### Stated task
Scan the records for the word "consolefont". Copy each line that includes it.

--- Start ---

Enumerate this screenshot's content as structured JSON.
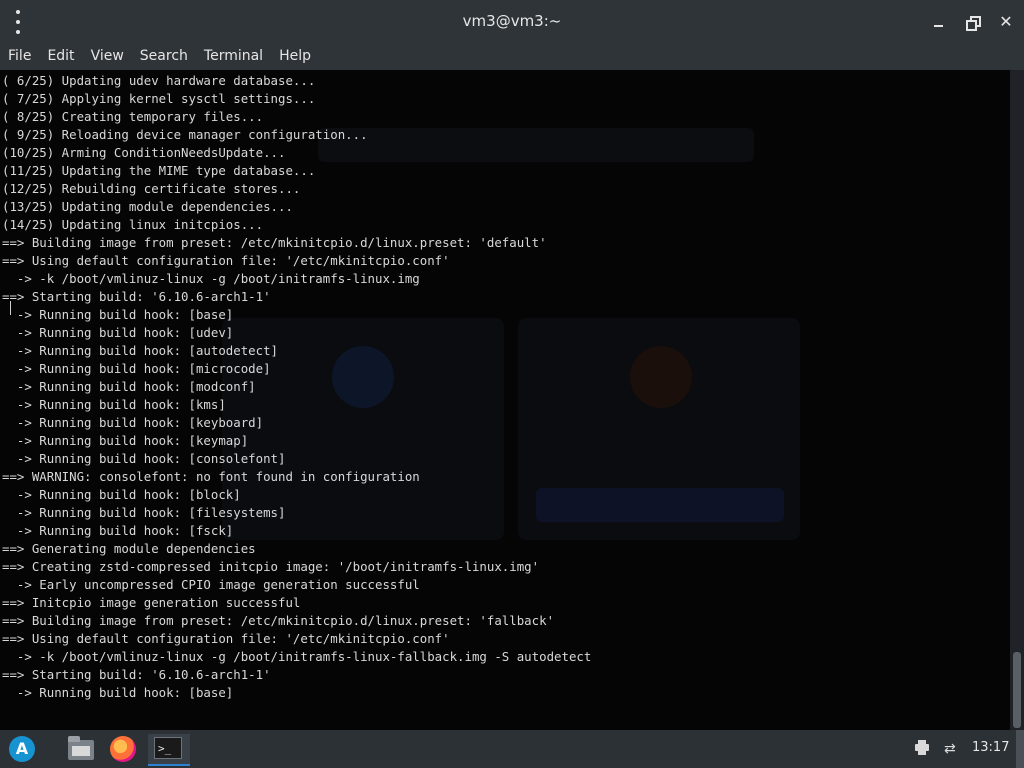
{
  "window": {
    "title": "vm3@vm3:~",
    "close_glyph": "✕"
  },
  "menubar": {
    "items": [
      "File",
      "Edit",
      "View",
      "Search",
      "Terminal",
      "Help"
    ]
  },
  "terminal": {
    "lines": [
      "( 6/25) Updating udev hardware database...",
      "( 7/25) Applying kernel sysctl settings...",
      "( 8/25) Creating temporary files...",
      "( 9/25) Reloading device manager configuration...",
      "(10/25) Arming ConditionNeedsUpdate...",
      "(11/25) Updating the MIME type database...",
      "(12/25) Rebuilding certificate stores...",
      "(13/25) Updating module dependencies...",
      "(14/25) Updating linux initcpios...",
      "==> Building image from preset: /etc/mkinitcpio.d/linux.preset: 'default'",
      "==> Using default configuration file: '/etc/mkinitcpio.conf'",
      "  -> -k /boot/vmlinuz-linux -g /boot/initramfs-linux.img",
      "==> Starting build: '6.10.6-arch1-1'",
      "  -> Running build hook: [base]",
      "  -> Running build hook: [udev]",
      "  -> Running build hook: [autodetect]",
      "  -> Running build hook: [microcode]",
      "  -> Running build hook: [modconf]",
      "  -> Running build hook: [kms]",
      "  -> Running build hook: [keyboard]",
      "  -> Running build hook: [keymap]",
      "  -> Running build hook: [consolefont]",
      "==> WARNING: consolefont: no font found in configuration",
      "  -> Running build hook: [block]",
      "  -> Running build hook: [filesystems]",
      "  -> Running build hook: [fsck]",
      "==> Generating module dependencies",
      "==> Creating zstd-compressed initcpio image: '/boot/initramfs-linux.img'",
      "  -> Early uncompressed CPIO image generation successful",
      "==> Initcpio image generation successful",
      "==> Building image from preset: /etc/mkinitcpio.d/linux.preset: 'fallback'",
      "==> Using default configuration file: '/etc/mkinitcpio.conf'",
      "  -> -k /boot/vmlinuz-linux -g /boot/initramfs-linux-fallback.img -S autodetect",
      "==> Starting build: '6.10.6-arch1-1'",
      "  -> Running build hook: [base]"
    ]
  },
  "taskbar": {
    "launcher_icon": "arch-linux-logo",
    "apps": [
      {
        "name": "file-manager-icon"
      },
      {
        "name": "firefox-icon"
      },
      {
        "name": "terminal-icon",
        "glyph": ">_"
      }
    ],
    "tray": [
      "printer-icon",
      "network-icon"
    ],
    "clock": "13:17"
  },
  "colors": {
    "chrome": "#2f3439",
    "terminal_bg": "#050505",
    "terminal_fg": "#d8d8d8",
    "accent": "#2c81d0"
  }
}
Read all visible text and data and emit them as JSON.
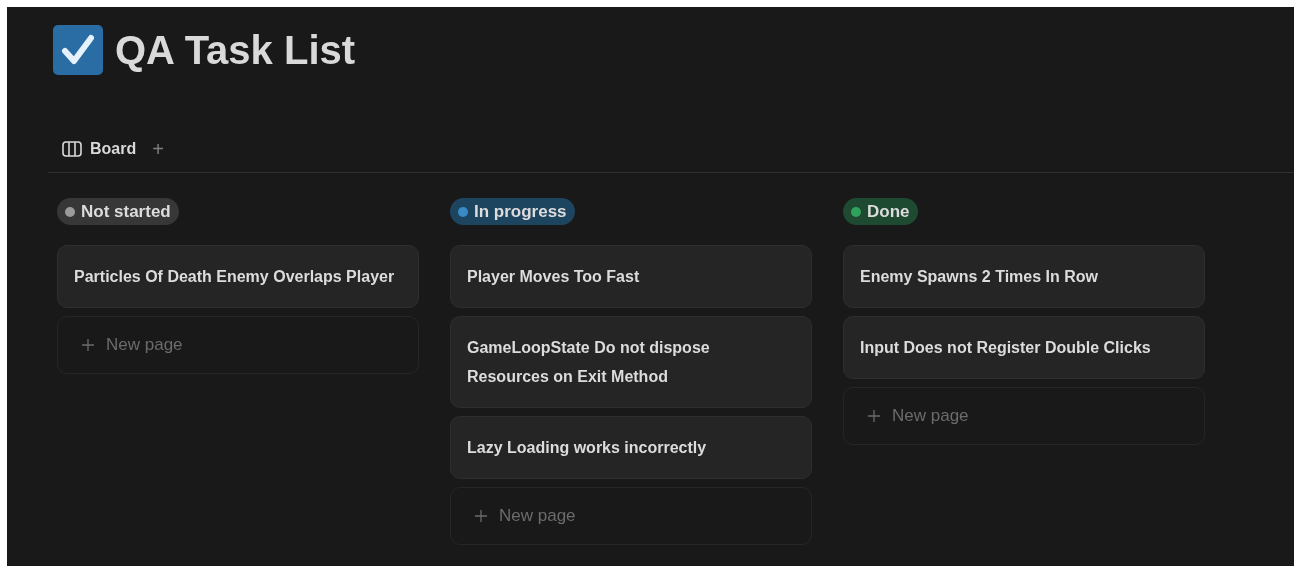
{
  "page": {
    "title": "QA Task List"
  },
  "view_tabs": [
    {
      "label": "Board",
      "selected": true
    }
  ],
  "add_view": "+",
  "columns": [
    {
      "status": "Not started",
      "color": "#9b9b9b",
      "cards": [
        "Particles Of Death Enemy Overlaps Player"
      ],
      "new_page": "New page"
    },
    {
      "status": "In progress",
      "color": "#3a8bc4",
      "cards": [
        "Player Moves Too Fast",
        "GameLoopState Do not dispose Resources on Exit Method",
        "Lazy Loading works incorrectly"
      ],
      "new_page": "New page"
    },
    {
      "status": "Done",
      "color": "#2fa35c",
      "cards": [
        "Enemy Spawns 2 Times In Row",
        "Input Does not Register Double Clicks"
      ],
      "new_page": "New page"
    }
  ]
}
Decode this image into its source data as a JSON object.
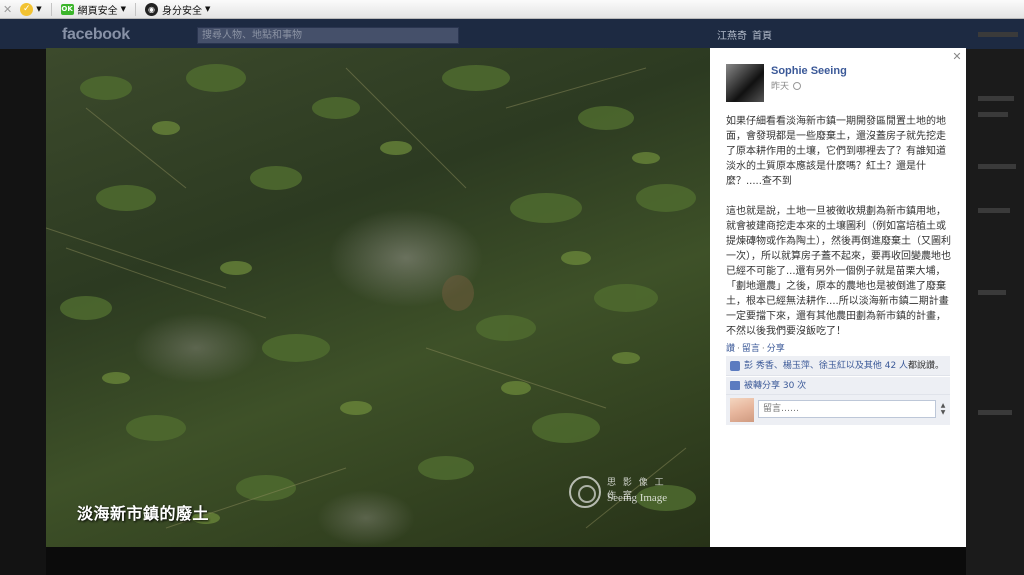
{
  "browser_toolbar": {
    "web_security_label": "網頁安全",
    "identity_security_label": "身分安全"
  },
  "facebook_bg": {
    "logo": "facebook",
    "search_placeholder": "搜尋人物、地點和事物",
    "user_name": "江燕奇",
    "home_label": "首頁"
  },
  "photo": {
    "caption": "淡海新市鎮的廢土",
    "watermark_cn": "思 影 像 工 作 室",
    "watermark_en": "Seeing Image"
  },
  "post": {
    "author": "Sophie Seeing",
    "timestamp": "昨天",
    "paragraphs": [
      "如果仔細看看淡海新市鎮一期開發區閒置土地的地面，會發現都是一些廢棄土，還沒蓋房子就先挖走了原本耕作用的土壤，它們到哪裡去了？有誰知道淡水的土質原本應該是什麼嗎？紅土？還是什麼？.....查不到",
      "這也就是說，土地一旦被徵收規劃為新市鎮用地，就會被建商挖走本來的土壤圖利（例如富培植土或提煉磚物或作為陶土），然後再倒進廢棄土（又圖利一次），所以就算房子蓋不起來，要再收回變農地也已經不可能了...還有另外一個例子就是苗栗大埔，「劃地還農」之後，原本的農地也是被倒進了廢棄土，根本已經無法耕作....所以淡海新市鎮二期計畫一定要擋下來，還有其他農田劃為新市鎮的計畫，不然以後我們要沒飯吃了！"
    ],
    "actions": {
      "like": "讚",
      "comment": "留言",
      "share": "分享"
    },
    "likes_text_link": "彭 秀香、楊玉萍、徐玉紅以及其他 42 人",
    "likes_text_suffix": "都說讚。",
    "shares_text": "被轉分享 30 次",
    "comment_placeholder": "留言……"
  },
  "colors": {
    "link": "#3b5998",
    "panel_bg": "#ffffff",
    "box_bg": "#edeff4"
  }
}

--- End ---

### Response
      "  -> Running build hook: [consolefont]",
      "==> WARNING: consolefont: no font found in configuration",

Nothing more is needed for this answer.